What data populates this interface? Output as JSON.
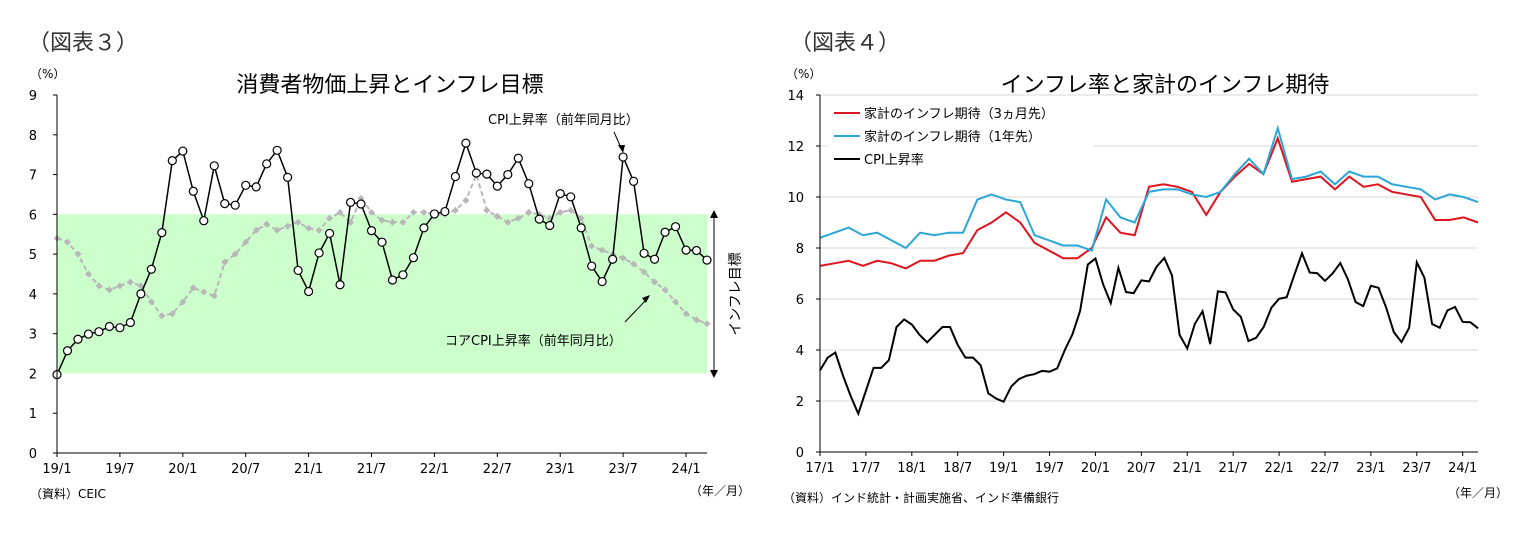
{
  "left": {
    "figure_label": "（図表３）",
    "unit": "（%）",
    "source": "（資料）CEIC",
    "xunit": "（年／月）",
    "target_label": "インフレ目標",
    "annot_cpi": "CPI上昇率（前年同月比）",
    "annot_core": "コアCPI上昇率（前年同月比）"
  },
  "right": {
    "figure_label": "（図表４）",
    "unit": "（%）",
    "source": "（資料）インド統計・計画実施省、インド準備銀行",
    "xunit": "（年／月）"
  },
  "colors": {
    "target_band": "#ccffcc",
    "cpi": "#000000",
    "core": "#b8b8b8",
    "exp3m": "#e0141e",
    "exp1y": "#2aa7d8",
    "grid": "#d9d9d9"
  },
  "chart_data": [
    {
      "type": "line",
      "title": "消費者物価上昇とインフレ目標",
      "ylim": [
        0,
        9
      ],
      "yticks": [
        "0",
        "1",
        "2",
        "3",
        "4",
        "5",
        "6",
        "7",
        "8",
        "9"
      ],
      "xticks": [
        "19/1",
        "19/7",
        "20/1",
        "20/7",
        "21/1",
        "21/7",
        "22/1",
        "22/7",
        "23/1",
        "23/7",
        "24/1"
      ],
      "x_start": "2019/1",
      "target_band": [
        2,
        6
      ],
      "grid": false,
      "series": [
        {
          "name": "CPI上昇率（前年同月比）",
          "values": [
            1.97,
            2.57,
            2.86,
            2.99,
            3.05,
            3.18,
            3.15,
            3.28,
            4.0,
            4.62,
            5.54,
            7.35,
            7.59,
            6.58,
            5.84,
            7.22,
            6.27,
            6.23,
            6.73,
            6.69,
            7.27,
            7.61,
            6.93,
            4.59,
            4.06,
            5.03,
            5.52,
            4.23,
            6.3,
            6.26,
            5.59,
            5.3,
            4.35,
            4.48,
            4.91,
            5.66,
            6.01,
            6.07,
            6.95,
            7.79,
            7.04,
            7.01,
            6.71,
            7.0,
            7.41,
            6.77,
            5.88,
            5.72,
            6.52,
            6.44,
            5.66,
            4.7,
            4.31,
            4.87,
            7.44,
            6.83,
            5.02,
            4.87,
            5.55,
            5.69,
            5.1,
            5.09,
            4.85
          ]
        },
        {
          "name": "コアCPI上昇率（前年同月比）",
          "values": [
            5.4,
            5.3,
            5.0,
            4.5,
            4.2,
            4.1,
            4.2,
            4.3,
            4.2,
            3.8,
            3.45,
            3.5,
            3.8,
            4.15,
            4.05,
            3.95,
            4.8,
            5.0,
            5.3,
            5.6,
            5.75,
            5.6,
            5.7,
            5.8,
            5.65,
            5.6,
            5.9,
            6.05,
            5.8,
            6.4,
            6.05,
            5.85,
            5.8,
            5.8,
            6.05,
            6.05,
            6.0,
            6.0,
            6.1,
            6.35,
            7.0,
            6.1,
            5.95,
            5.8,
            5.9,
            6.05,
            6.0,
            5.9,
            6.05,
            6.1,
            5.9,
            5.2,
            5.1,
            5.0,
            4.9,
            4.75,
            4.55,
            4.3,
            4.1,
            3.8,
            3.5,
            3.35,
            3.25
          ]
        }
      ]
    },
    {
      "type": "line",
      "title": "インフレ率と家計のインフレ期待",
      "ylim": [
        0,
        14
      ],
      "yticks": [
        "0",
        "2",
        "4",
        "6",
        "8",
        "10",
        "12",
        "14"
      ],
      "xticks": [
        "17/1",
        "17/7",
        "18/1",
        "18/7",
        "19/1",
        "19/7",
        "20/1",
        "20/7",
        "21/1",
        "21/7",
        "22/1",
        "22/7",
        "23/1",
        "23/7",
        "24/1"
      ],
      "x_start": "2017/1",
      "grid": true,
      "legend_position": "top-left",
      "series": [
        {
          "name": "家計のインフレ期待（3ヵ月先）",
          "values": [
            7.3,
            7.4,
            7.5,
            7.3,
            7.5,
            7.4,
            7.2,
            7.5,
            7.5,
            7.7,
            7.8,
            8.7,
            9.0,
            9.4,
            9.0,
            8.2,
            7.9,
            7.6,
            7.6,
            8.0,
            9.2,
            8.6,
            8.5,
            10.4,
            10.5,
            10.4,
            10.2,
            9.3,
            10.2,
            10.8,
            11.3,
            10.9,
            12.3,
            10.6,
            10.7,
            10.8,
            10.3,
            10.8,
            10.4,
            10.5,
            10.2,
            10.1,
            10.0,
            9.1,
            9.1,
            9.2,
            9.0
          ]
        },
        {
          "name": "家計のインフレ期待（1年先）",
          "values": [
            8.4,
            8.6,
            8.8,
            8.5,
            8.6,
            8.3,
            8.0,
            8.6,
            8.5,
            8.6,
            8.6,
            9.9,
            10.1,
            9.9,
            9.8,
            8.5,
            8.3,
            8.1,
            8.1,
            7.9,
            9.9,
            9.2,
            9.0,
            10.2,
            10.3,
            10.3,
            10.1,
            10.0,
            10.2,
            10.9,
            11.5,
            10.9,
            12.7,
            10.7,
            10.8,
            11.0,
            10.5,
            11.0,
            10.8,
            10.8,
            10.5,
            10.4,
            10.3,
            9.9,
            10.1,
            10.0,
            9.8
          ]
        },
        {
          "name": "CPI上昇率",
          "values": [
            3.2,
            3.7,
            3.9,
            3.0,
            2.2,
            1.5,
            2.4,
            3.3,
            3.3,
            3.6,
            4.9,
            5.2,
            5.0,
            4.6,
            4.3,
            4.6,
            4.9,
            4.9,
            4.2,
            3.7,
            3.7,
            3.4,
            2.3,
            2.1,
            1.97,
            2.57,
            2.86,
            2.99,
            3.05,
            3.18,
            3.15,
            3.28,
            4.0,
            4.62,
            5.54,
            7.35,
            7.59,
            6.58,
            5.84,
            7.22,
            6.27,
            6.23,
            6.73,
            6.69,
            7.27,
            7.61,
            6.93,
            4.59,
            4.06,
            5.03,
            5.52,
            4.23,
            6.3,
            6.26,
            5.59,
            5.3,
            4.35,
            4.48,
            4.91,
            5.66,
            6.01,
            6.07,
            6.95,
            7.79,
            7.04,
            7.01,
            6.71,
            7.0,
            7.41,
            6.77,
            5.88,
            5.72,
            6.52,
            6.44,
            5.66,
            4.7,
            4.31,
            4.87,
            7.44,
            6.83,
            5.02,
            4.87,
            5.55,
            5.69,
            5.1,
            5.09,
            4.85
          ]
        }
      ]
    }
  ]
}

***

## To be done:
Repeat the listing verbatim. Skip the pictures.

## Solution to this problem:
What data populates this interface? Output as JSON.
{
  "left": {
    "figure_label": "（図表３）",
    "unit": "（%）",
    "source": "（資料）CEIC",
    "xunit": "（年／月）",
    "target_label": "インフレ目標",
    "annot_cpi": "CPI上昇率（前年同月比）",
    "annot_core": "コアCPI上昇率（前年同月比）"
  },
  "right": {
    "figure_label": "（図表４）",
    "unit": "（%）",
    "source": "（資料）インド統計・計画実施省、インド準備銀行",
    "xunit": "（年／月）"
  },
  "colors": {
    "target_band": "#ccffcc",
    "cpi": "#000000",
    "core": "#b8b8b8",
    "exp3m": "#e0141e",
    "exp1y": "#2aa7d8",
    "grid": "#d9d9d9"
  },
  "chart_data": [
    {
      "type": "line",
      "title": "消費者物価上昇とインフレ目標",
      "ylim": [
        0,
        9
      ],
      "yticks": [
        "0",
        "1",
        "2",
        "3",
        "4",
        "5",
        "6",
        "7",
        "8",
        "9"
      ],
      "xticks": [
        "19/1",
        "19/7",
        "20/1",
        "20/7",
        "21/1",
        "21/7",
        "22/1",
        "22/7",
        "23/1",
        "23/7",
        "24/1"
      ],
      "x_start": "2019/1",
      "target_band": [
        2,
        6
      ],
      "grid": false,
      "series": [
        {
          "name": "CPI上昇率（前年同月比）",
          "values": [
            1.97,
            2.57,
            2.86,
            2.99,
            3.05,
            3.18,
            3.15,
            3.28,
            4.0,
            4.62,
            5.54,
            7.35,
            7.59,
            6.58,
            5.84,
            7.22,
            6.27,
            6.23,
            6.73,
            6.69,
            7.27,
            7.61,
            6.93,
            4.59,
            4.06,
            5.03,
            5.52,
            4.23,
            6.3,
            6.26,
            5.59,
            5.3,
            4.35,
            4.48,
            4.91,
            5.66,
            6.01,
            6.07,
            6.95,
            7.79,
            7.04,
            7.01,
            6.71,
            7.0,
            7.41,
            6.77,
            5.88,
            5.72,
            6.52,
            6.44,
            5.66,
            4.7,
            4.31,
            4.87,
            7.44,
            6.83,
            5.02,
            4.87,
            5.55,
            5.69,
            5.1,
            5.09,
            4.85
          ]
        },
        {
          "name": "コアCPI上昇率（前年同月比）",
          "values": [
            5.4,
            5.3,
            5.0,
            4.5,
            4.2,
            4.1,
            4.2,
            4.3,
            4.2,
            3.8,
            3.45,
            3.5,
            3.8,
            4.15,
            4.05,
            3.95,
            4.8,
            5.0,
            5.3,
            5.6,
            5.75,
            5.6,
            5.7,
            5.8,
            5.65,
            5.6,
            5.9,
            6.05,
            5.8,
            6.4,
            6.05,
            5.85,
            5.8,
            5.8,
            6.05,
            6.05,
            6.0,
            6.0,
            6.1,
            6.35,
            7.0,
            6.1,
            5.95,
            5.8,
            5.9,
            6.05,
            6.0,
            5.9,
            6.05,
            6.1,
            5.9,
            5.2,
            5.1,
            5.0,
            4.9,
            4.75,
            4.55,
            4.3,
            4.1,
            3.8,
            3.5,
            3.35,
            3.25
          ]
        }
      ]
    },
    {
      "type": "line",
      "title": "インフレ率と家計のインフレ期待",
      "ylim": [
        0,
        14
      ],
      "yticks": [
        "0",
        "2",
        "4",
        "6",
        "8",
        "10",
        "12",
        "14"
      ],
      "xticks": [
        "17/1",
        "17/7",
        "18/1",
        "18/7",
        "19/1",
        "19/7",
        "20/1",
        "20/7",
        "21/1",
        "21/7",
        "22/1",
        "22/7",
        "23/1",
        "23/7",
        "24/1"
      ],
      "x_start": "2017/1",
      "grid": true,
      "legend_position": "top-left",
      "series": [
        {
          "name": "家計のインフレ期待（3ヵ月先）",
          "values": [
            7.3,
            7.4,
            7.5,
            7.3,
            7.5,
            7.4,
            7.2,
            7.5,
            7.5,
            7.7,
            7.8,
            8.7,
            9.0,
            9.4,
            9.0,
            8.2,
            7.9,
            7.6,
            7.6,
            8.0,
            9.2,
            8.6,
            8.5,
            10.4,
            10.5,
            10.4,
            10.2,
            9.3,
            10.2,
            10.8,
            11.3,
            10.9,
            12.3,
            10.6,
            10.7,
            10.8,
            10.3,
            10.8,
            10.4,
            10.5,
            10.2,
            10.1,
            10.0,
            9.1,
            9.1,
            9.2,
            9.0
          ]
        },
        {
          "name": "家計のインフレ期待（1年先）",
          "values": [
            8.4,
            8.6,
            8.8,
            8.5,
            8.6,
            8.3,
            8.0,
            8.6,
            8.5,
            8.6,
            8.6,
            9.9,
            10.1,
            9.9,
            9.8,
            8.5,
            8.3,
            8.1,
            8.1,
            7.9,
            9.9,
            9.2,
            9.0,
            10.2,
            10.3,
            10.3,
            10.1,
            10.0,
            10.2,
            10.9,
            11.5,
            10.9,
            12.7,
            10.7,
            10.8,
            11.0,
            10.5,
            11.0,
            10.8,
            10.8,
            10.5,
            10.4,
            10.3,
            9.9,
            10.1,
            10.0,
            9.8
          ]
        },
        {
          "name": "CPI上昇率",
          "values": [
            3.2,
            3.7,
            3.9,
            3.0,
            2.2,
            1.5,
            2.4,
            3.3,
            3.3,
            3.6,
            4.9,
            5.2,
            5.0,
            4.6,
            4.3,
            4.6,
            4.9,
            4.9,
            4.2,
            3.7,
            3.7,
            3.4,
            2.3,
            2.1,
            1.97,
            2.57,
            2.86,
            2.99,
            3.05,
            3.18,
            3.15,
            3.28,
            4.0,
            4.62,
            5.54,
            7.35,
            7.59,
            6.58,
            5.84,
            7.22,
            6.27,
            6.23,
            6.73,
            6.69,
            7.27,
            7.61,
            6.93,
            4.59,
            4.06,
            5.03,
            5.52,
            4.23,
            6.3,
            6.26,
            5.59,
            5.3,
            4.35,
            4.48,
            4.91,
            5.66,
            6.01,
            6.07,
            6.95,
            7.79,
            7.04,
            7.01,
            6.71,
            7.0,
            7.41,
            6.77,
            5.88,
            5.72,
            6.52,
            6.44,
            5.66,
            4.7,
            4.31,
            4.87,
            7.44,
            6.83,
            5.02,
            4.87,
            5.55,
            5.69,
            5.1,
            5.09,
            4.85
          ]
        }
      ]
    }
  ]
}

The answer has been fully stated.